(Data excerpts)
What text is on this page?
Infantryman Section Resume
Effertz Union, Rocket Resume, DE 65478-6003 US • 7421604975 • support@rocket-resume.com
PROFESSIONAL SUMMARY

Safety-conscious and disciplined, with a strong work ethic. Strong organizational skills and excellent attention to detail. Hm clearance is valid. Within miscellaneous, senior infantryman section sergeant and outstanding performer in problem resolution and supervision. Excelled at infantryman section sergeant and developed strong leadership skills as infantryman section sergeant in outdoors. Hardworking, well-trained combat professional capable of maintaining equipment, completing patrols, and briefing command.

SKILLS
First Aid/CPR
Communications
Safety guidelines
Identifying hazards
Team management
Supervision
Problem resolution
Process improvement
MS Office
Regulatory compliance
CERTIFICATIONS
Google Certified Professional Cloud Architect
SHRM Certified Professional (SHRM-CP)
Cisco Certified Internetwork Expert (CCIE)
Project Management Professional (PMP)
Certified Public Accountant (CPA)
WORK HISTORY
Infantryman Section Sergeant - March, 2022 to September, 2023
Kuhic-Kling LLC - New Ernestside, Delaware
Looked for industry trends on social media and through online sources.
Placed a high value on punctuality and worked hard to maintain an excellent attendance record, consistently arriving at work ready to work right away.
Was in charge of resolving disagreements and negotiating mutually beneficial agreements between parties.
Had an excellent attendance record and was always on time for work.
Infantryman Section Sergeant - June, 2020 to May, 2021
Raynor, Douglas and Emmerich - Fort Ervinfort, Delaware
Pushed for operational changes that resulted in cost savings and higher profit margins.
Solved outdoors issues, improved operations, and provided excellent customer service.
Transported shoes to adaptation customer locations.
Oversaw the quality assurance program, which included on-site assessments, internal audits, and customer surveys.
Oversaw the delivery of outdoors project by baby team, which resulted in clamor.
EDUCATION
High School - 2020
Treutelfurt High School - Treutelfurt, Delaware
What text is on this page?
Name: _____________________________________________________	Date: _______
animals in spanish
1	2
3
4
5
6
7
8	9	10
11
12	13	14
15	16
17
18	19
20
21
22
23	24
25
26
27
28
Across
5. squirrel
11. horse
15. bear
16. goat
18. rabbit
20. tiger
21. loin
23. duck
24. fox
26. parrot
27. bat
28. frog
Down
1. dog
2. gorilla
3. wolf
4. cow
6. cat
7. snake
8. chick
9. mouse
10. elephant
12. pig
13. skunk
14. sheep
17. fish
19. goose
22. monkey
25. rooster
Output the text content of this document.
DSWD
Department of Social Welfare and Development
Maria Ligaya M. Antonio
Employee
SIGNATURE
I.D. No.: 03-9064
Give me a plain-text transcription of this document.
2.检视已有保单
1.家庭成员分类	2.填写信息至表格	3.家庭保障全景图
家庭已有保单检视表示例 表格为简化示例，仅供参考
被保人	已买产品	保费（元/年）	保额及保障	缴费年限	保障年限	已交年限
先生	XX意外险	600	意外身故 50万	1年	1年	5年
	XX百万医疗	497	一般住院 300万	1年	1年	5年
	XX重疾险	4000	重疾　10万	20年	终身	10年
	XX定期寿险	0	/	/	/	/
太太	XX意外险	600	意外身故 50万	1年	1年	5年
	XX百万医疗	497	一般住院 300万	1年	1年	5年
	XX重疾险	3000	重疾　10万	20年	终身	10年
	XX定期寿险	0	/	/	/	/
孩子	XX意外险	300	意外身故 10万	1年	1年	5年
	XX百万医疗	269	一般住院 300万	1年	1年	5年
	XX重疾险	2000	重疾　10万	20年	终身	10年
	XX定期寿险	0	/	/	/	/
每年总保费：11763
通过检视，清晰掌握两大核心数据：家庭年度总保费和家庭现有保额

SET PROBLEM :: Output the full listing exactly as it stands.

EXERCISE RESPONSE ::
What text is on this page?
Infantryman Section Resume
Effertz Union, Rocket Resume, DE 65478-6003 US • 7421604975 • support@rocket-resume.com
PROFESSIONAL SUMMARY

Safety-conscious and disciplined, with a strong work ethic. Strong organizational skills and excellent attention to detail. Hm clearance is valid. Within miscellaneous, senior infantryman section sergeant and outstanding performer in problem resolution and supervision. Excelled at infantryman section sergeant and developed strong leadership skills as infantryman section sergeant in outdoors. Hardworking, well-trained combat professional capable of maintaining equipment, completing patrols, and briefing command.

SKILLS
First Aid/CPR
Communications
Safety guidelines
Identifying hazards
Team management
Supervision
Problem resolution
Process improvement
MS Office
Regulatory compliance
CERTIFICATIONS
Google Certified Professional Cloud Architect
SHRM Certified Professional (SHRM-CP)
Cisco Certified Internetwork Expert (CCIE)
Project Management Professional (PMP)
Certified Public Accountant (CPA)
WORK HISTORY
Infantryman Section Sergeant - March, 2022 to September, 2023
Kuhic-Kling LLC - New Ernestside, Delaware
Looked for industry trends on social media and through online sources.
Placed a high value on punctuality and worked hard to maintain an excellent attendance record, consistently arriving at work ready to work right away.
Was in charge of resolving disagreements and negotiating mutually beneficial agreements between parties.
Had an excellent attendance record and was always on time for work.
Infantryman Section Sergeant - June, 2020 to May, 2021
Raynor, Douglas and Emmerich - Fort Ervinfort, Delaware
Pushed for operational changes that resulted in cost savings and higher profit margins.
Solved outdoors issues, improved operations, and provided excellent customer service.
Transported shoes to adaptation customer locations.
Oversaw the quality assurance program, which included on-site assessments, internal audits, and customer surveys.
Oversaw the delivery of outdoors project by baby team, which resulted in clamor.
EDUCATION
High School - 2020
Treutelfurt High School - Treutelfurt, Delaware
What text is on this page?
Name: _____________________________________________________	Date: _______
animals in spanish
1	2
3
4
5
6
7
8	9	10
11
12	13	14
15	16
17
18	19
20
21
22
23	24
25
26
27
28
Across
5. squirrel
11. horse
15. bear
16. goat
18. rabbit
20. tiger
21. loin
23. duck
24. fox
26. parrot
27. bat
28. frog
Down
1. dog
2. gorilla
3. wolf
4. cow
6. cat
7. snake
8. chick
9. mouse
10. elephant
12. pig
13. skunk
14. sheep
17. fish
19. goose
22. monkey
25. rooster
Output the text content of this document.
DSWD
Department of Social Welfare and Development
Maria Ligaya M. Antonio
Employee
SIGNATURE
I.D. No.: 03-9064
Give me a plain-text transcription of this document.
2.检视已有保单
1.家庭成员分类	2.填写信息至表格	3.家庭保障全景图
家庭已有保单检视表示例 表格为简化示例，仅供参考
被保人	已买产品	保费（元/年）	保额及保障	缴费年限	保障年限	已交年限
先生	XX意外险	600	意外身故 50万	1年	1年	5年
	XX百万医疗	497	一般住院 300万	1年	1年	5年
	XX重疾险	4000	重疾　10万	20年	终身	10年
	XX定期寿险	0	/	/	/	/
太太	XX意外险	600	意外身故 50万	1年	1年	5年
	XX百万医疗	497	一般住院 300万	1年	1年	5年
	XX重疾险	3000	重疾　10万	20年	终身	10年
	XX定期寿险	0	/	/	/	/
孩子	XX意外险	300	意外身故 10万	1年	1年	5年
	XX百万医疗	269	一般住院 300万	1年	1年	5年
	XX重疾险	2000	重疾　10万	20年	终身	10年
	XX定期寿险	0	/	/	/	/
每年总保费：11763
通过检视，清晰掌握两大核心数据：家庭年度总保费和家庭现有保额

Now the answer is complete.